Goal => Without the pictures, copy all the entries below exactly.

Figure record extracts =>
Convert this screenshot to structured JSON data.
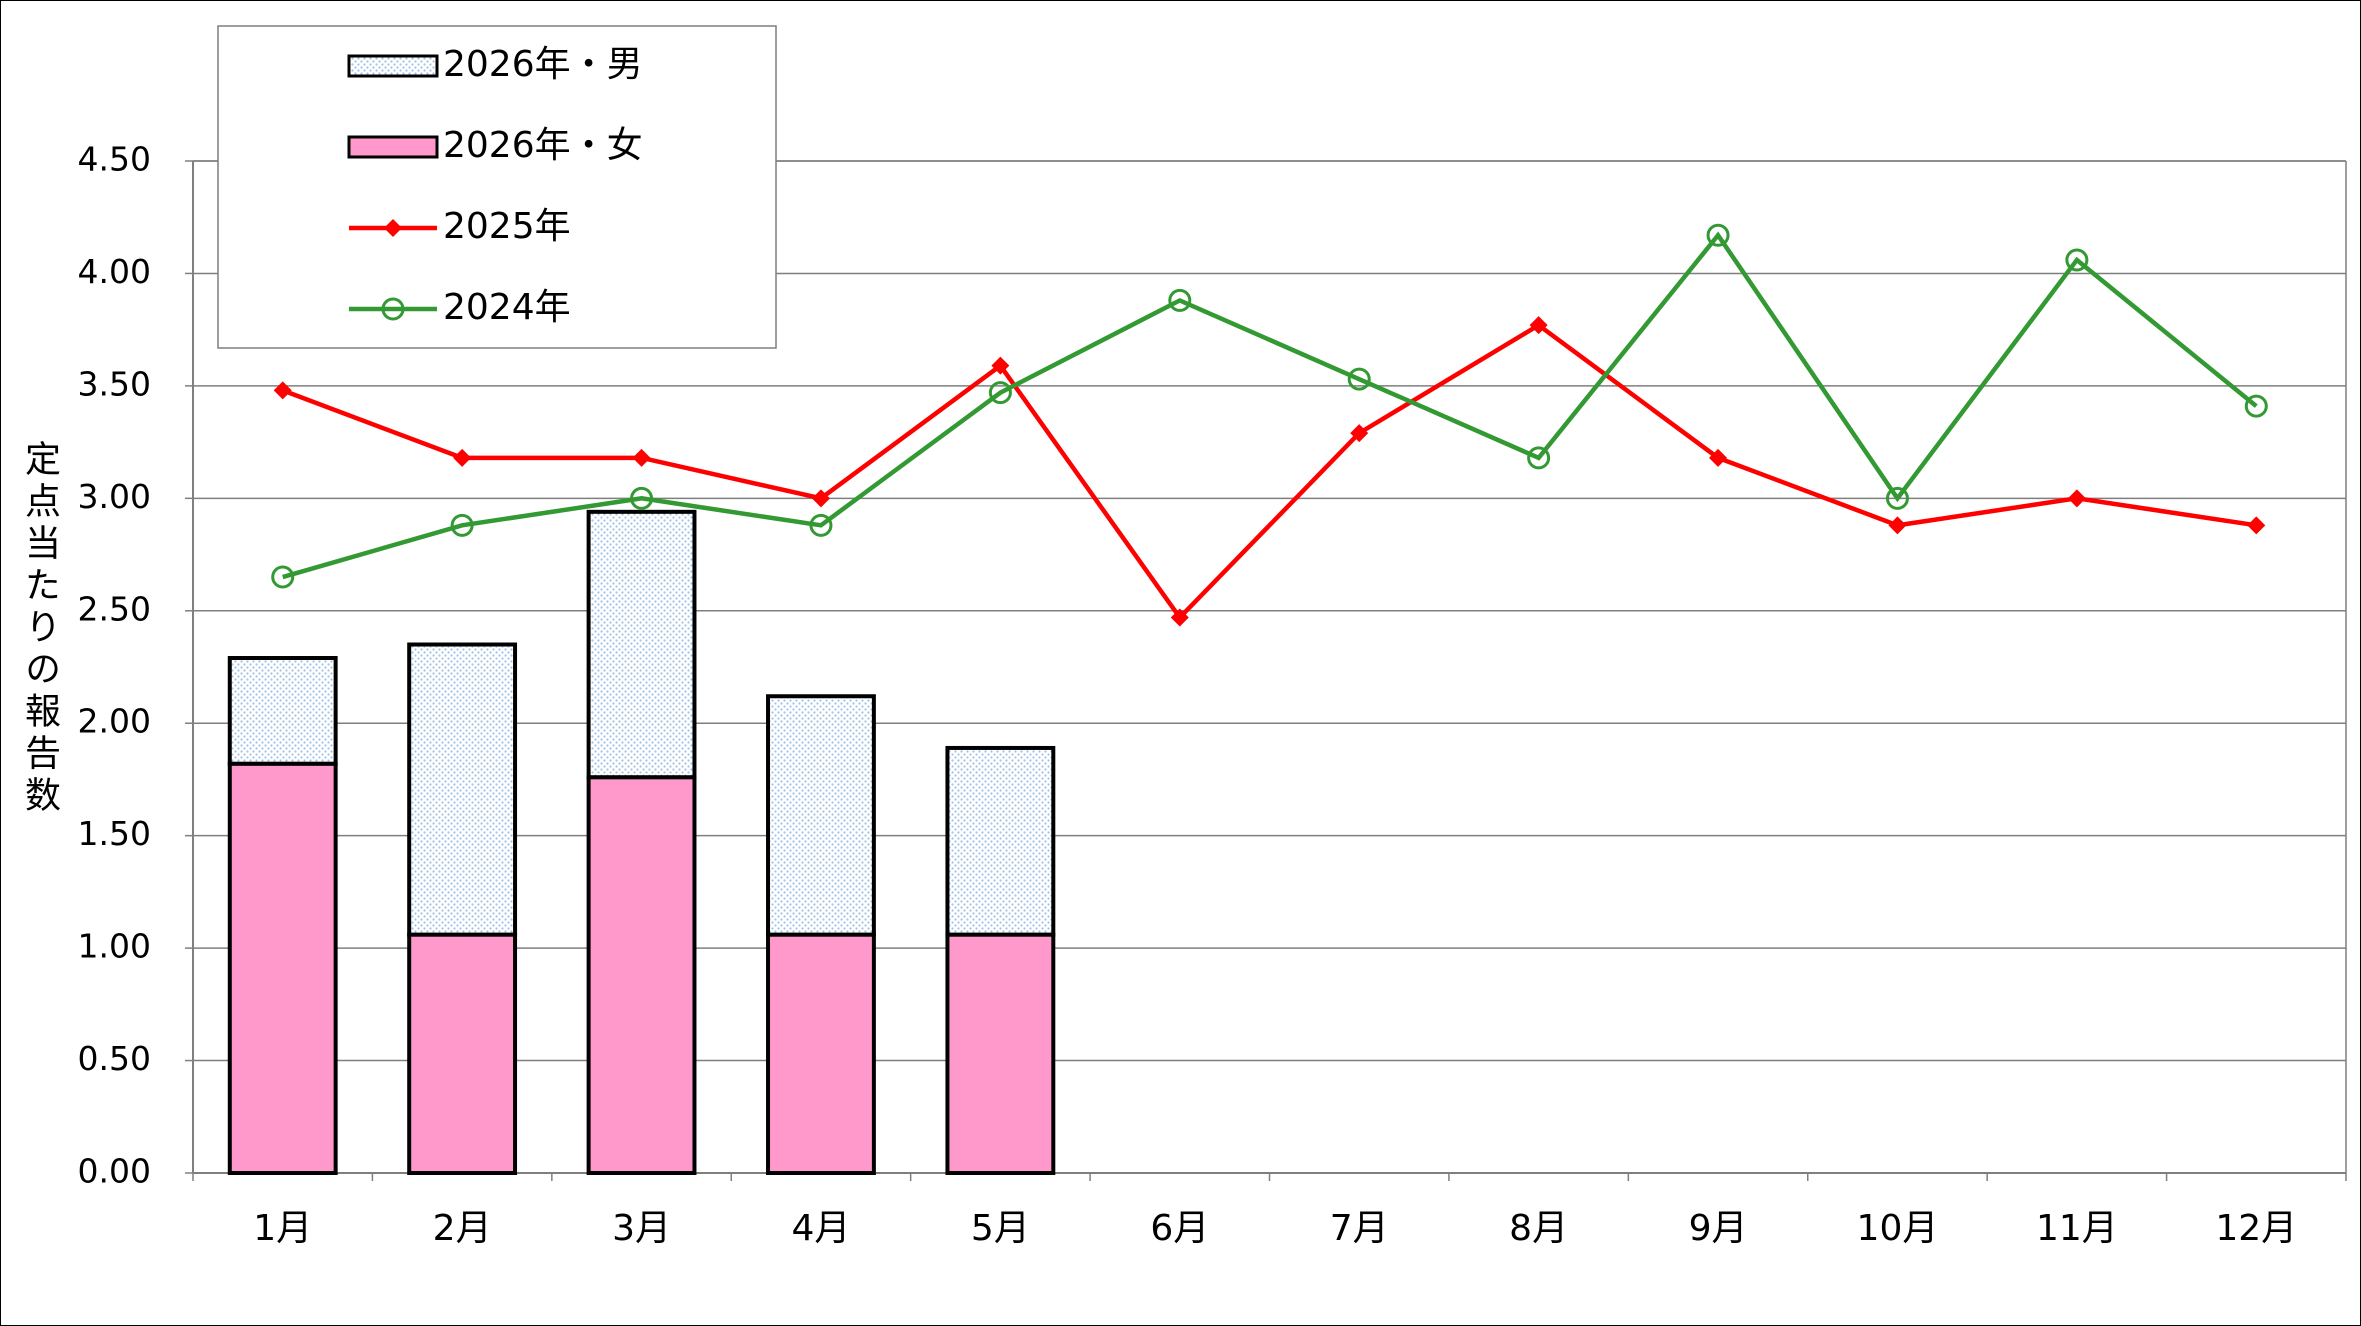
{
  "chart_data": {
    "type": "bar",
    "stacked": true,
    "y_label": "定点当たりの報告数",
    "categories": [
      "1月",
      "2月",
      "3月",
      "4月",
      "5月",
      "6月",
      "7月",
      "8月",
      "9月",
      "10月",
      "11月",
      "12月"
    ],
    "ylim": [
      0,
      4.5
    ],
    "yticks": [
      {
        "value": 0,
        "label": "0.00"
      },
      {
        "value": 0.5,
        "label": "0.50"
      },
      {
        "value": 1,
        "label": "1.00"
      },
      {
        "value": 1.5,
        "label": "1.50"
      },
      {
        "value": 2,
        "label": "2.00"
      },
      {
        "value": 2.5,
        "label": "2.50"
      },
      {
        "value": 3,
        "label": "3.00"
      },
      {
        "value": 3.5,
        "label": "3.50"
      },
      {
        "value": 4,
        "label": "4.00"
      },
      {
        "value": 4.5,
        "label": "4.50"
      }
    ],
    "grid": true,
    "legend": "top-left",
    "series": [
      {
        "name": "2026年・男",
        "type": "bar",
        "color": "#d6e6f5",
        "values": [
          0.47,
          1.29,
          1.18,
          1.06,
          0.83,
          null,
          null,
          null,
          null,
          null,
          null,
          null
        ]
      },
      {
        "name": "2026年・女",
        "type": "bar",
        "color": "#ff99cc",
        "values": [
          1.82,
          1.06,
          1.76,
          1.06,
          1.06,
          null,
          null,
          null,
          null,
          null,
          null,
          null
        ]
      },
      {
        "name": "2025年",
        "type": "line",
        "marker": "diamond",
        "color": "#ff0000",
        "values": [
          3.48,
          3.18,
          3.18,
          3.0,
          3.59,
          2.47,
          3.29,
          3.77,
          3.18,
          2.88,
          3.0,
          2.88
        ]
      },
      {
        "name": "2024年",
        "type": "line",
        "marker": "circle",
        "color": "#339933",
        "values": [
          2.65,
          2.88,
          3.0,
          2.88,
          3.47,
          3.88,
          3.53,
          3.18,
          4.17,
          3.0,
          4.06,
          3.41
        ]
      }
    ]
  }
}
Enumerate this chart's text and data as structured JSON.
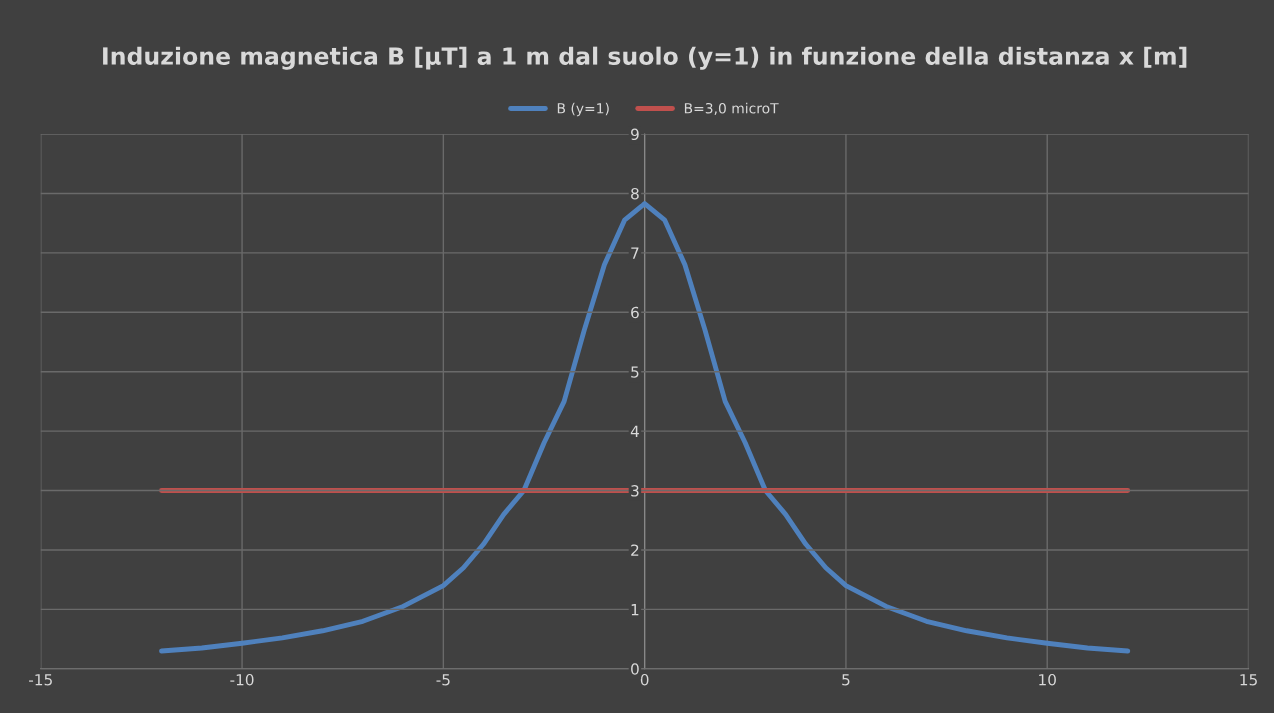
{
  "chart_data": {
    "type": "line",
    "title": "Induzione magnetica B [µT] a 1 m dal suolo (y=1) in funzione della distanza x [m]",
    "series": [
      {
        "name": "B (y=1)",
        "color": "#4f81bd",
        "x": [
          -12,
          -11,
          -10,
          -9,
          -8,
          -7,
          -6,
          -5,
          -4.5,
          -4,
          -3.5,
          -3,
          -2.5,
          -2,
          -1.5,
          -1,
          -0.5,
          0,
          0.5,
          1,
          1.5,
          2,
          2.5,
          3,
          3.5,
          4,
          4.5,
          5,
          6,
          7,
          8,
          9,
          10,
          11,
          12
        ],
        "values": [
          0.3,
          0.35,
          0.43,
          0.52,
          0.64,
          0.8,
          1.05,
          1.4,
          1.7,
          2.1,
          2.6,
          3.0,
          3.8,
          4.5,
          5.7,
          6.8,
          7.55,
          7.83,
          7.55,
          6.8,
          5.7,
          4.5,
          3.8,
          3.0,
          2.6,
          2.1,
          1.7,
          1.4,
          1.05,
          0.8,
          0.64,
          0.52,
          0.43,
          0.35,
          0.3
        ]
      },
      {
        "name": "B=3,0 microT",
        "color": "#c0504d",
        "x": [
          -12,
          12
        ],
        "values": [
          3,
          3
        ]
      }
    ],
    "xlim": [
      -15,
      15
    ],
    "xticks": [
      -15,
      -10,
      -5,
      0,
      5,
      10,
      15
    ],
    "ylim": [
      0,
      9
    ],
    "yticks": [
      0,
      1,
      2,
      3,
      4,
      5,
      6,
      7,
      8,
      9
    ],
    "grid": true,
    "legend": "top",
    "marker": "none",
    "line_style": "solid"
  }
}
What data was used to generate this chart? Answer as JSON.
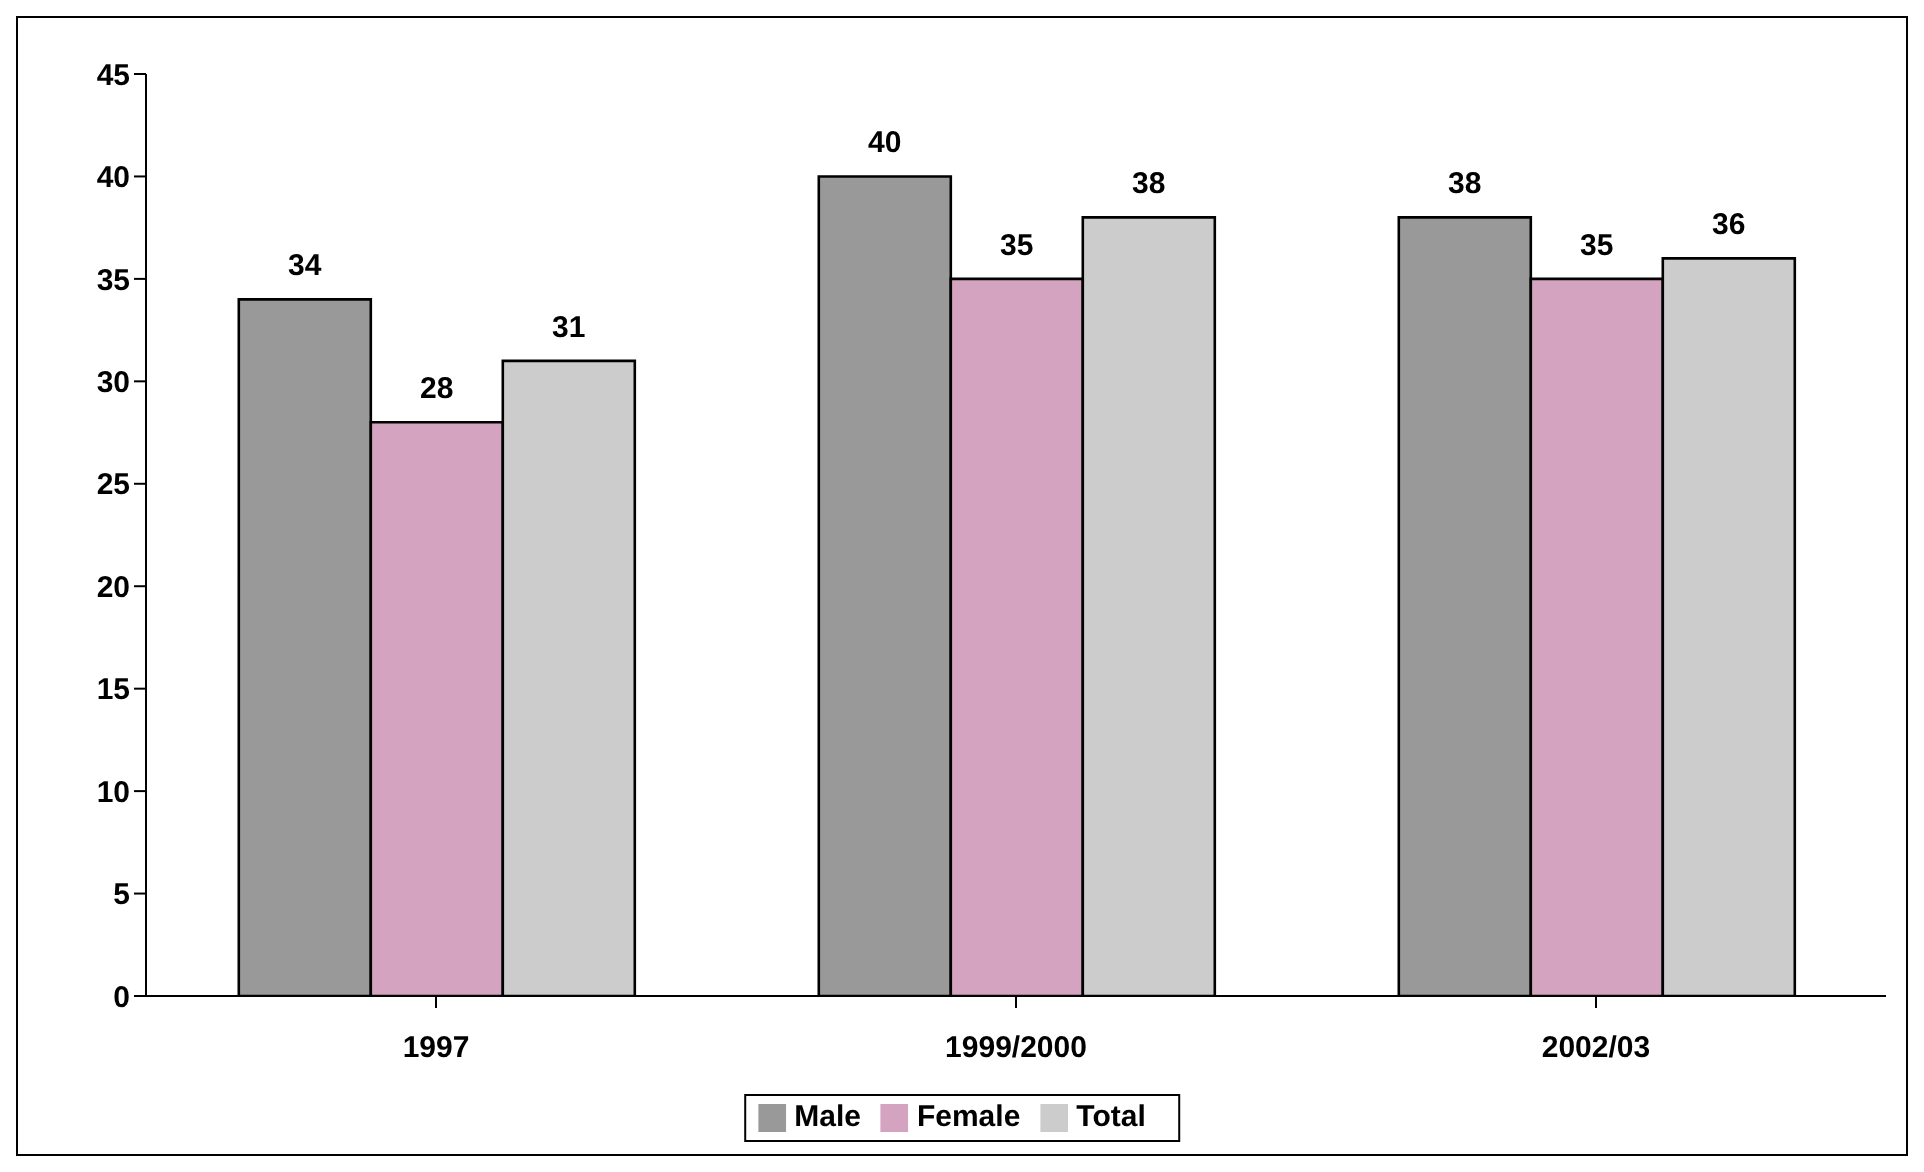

Reply =>
Convert this screenshot to structured JSON data.
{
  "chart_data": {
    "type": "bar",
    "stacked": true,
    "y_label": "定点当たりの報告数",
    "categories": [
      "1月",
      "2月",
      "3月",
      "4月",
      "5月",
      "6月",
      "7月",
      "8月",
      "9月",
      "10月",
      "11月",
      "12月"
    ],
    "ylim": [
      0,
      4.5
    ],
    "yticks": [
      {
        "value": 0,
        "label": "0.00"
      },
      {
        "value": 0.5,
        "label": "0.50"
      },
      {
        "value": 1,
        "label": "1.00"
      },
      {
        "value": 1.5,
        "label": "1.50"
      },
      {
        "value": 2,
        "label": "2.00"
      },
      {
        "value": 2.5,
        "label": "2.50"
      },
      {
        "value": 3,
        "label": "3.00"
      },
      {
        "value": 3.5,
        "label": "3.50"
      },
      {
        "value": 4,
        "label": "4.00"
      },
      {
        "value": 4.5,
        "label": "4.50"
      }
    ],
    "grid": true,
    "legend": "top-left",
    "series": [
      {
        "name": "2026年・男",
        "type": "bar",
        "color": "#d6e6f5",
        "values": [
          0.47,
          1.29,
          1.18,
          1.06,
          0.83,
          null,
          null,
          null,
          null,
          null,
          null,
          null
        ]
      },
      {
        "name": "2026年・女",
        "type": "bar",
        "color": "#ff99cc",
        "values": [
          1.82,
          1.06,
          1.76,
          1.06,
          1.06,
          null,
          null,
          null,
          null,
          null,
          null,
          null
        ]
      },
      {
        "name": "2025年",
        "type": "line",
        "marker": "diamond",
        "color": "#ff0000",
        "values": [
          3.48,
          3.18,
          3.18,
          3.0,
          3.59,
          2.47,
          3.29,
          3.77,
          3.18,
          2.88,
          3.0,
          2.88
        ]
      },
      {
        "name": "2024年",
        "type": "line",
        "marker": "circle",
        "color": "#339933",
        "values": [
          2.65,
          2.88,
          3.0,
          2.88,
          3.47,
          3.88,
          3.53,
          3.18,
          4.17,
          3.0,
          4.06,
          3.41
        ]
      }
    ]
  }
}
Enumerate this chart's text and data as structured JSON.
{
  "chart_data": {
    "type": "line",
    "title": "Induzione magnetica B [µT] a 1 m dal suolo (y=1) in funzione della distanza x [m]",
    "series": [
      {
        "name": "B (y=1)",
        "color": "#4f81bd",
        "x": [
          -12,
          -11,
          -10,
          -9,
          -8,
          -7,
          -6,
          -5,
          -4.5,
          -4,
          -3.5,
          -3,
          -2.5,
          -2,
          -1.5,
          -1,
          -0.5,
          0,
          0.5,
          1,
          1.5,
          2,
          2.5,
          3,
          3.5,
          4,
          4.5,
          5,
          6,
          7,
          8,
          9,
          10,
          11,
          12
        ],
        "values": [
          0.3,
          0.35,
          0.43,
          0.52,
          0.64,
          0.8,
          1.05,
          1.4,
          1.7,
          2.1,
          2.6,
          3.0,
          3.8,
          4.5,
          5.7,
          6.8,
          7.55,
          7.83,
          7.55,
          6.8,
          5.7,
          4.5,
          3.8,
          3.0,
          2.6,
          2.1,
          1.7,
          1.4,
          1.05,
          0.8,
          0.64,
          0.52,
          0.43,
          0.35,
          0.3
        ]
      },
      {
        "name": "B=3,0 microT",
        "color": "#c0504d",
        "x": [
          -12,
          12
        ],
        "values": [
          3,
          3
        ]
      }
    ],
    "xlim": [
      -15,
      15
    ],
    "xticks": [
      -15,
      -10,
      -5,
      0,
      5,
      10,
      15
    ],
    "ylim": [
      0,
      9
    ],
    "yticks": [
      0,
      1,
      2,
      3,
      4,
      5,
      6,
      7,
      8,
      9
    ],
    "grid": true,
    "legend": "top",
    "marker": "none",
    "line_style": "solid"
  }
}
What data was used to generate this chart? Answer as JSON.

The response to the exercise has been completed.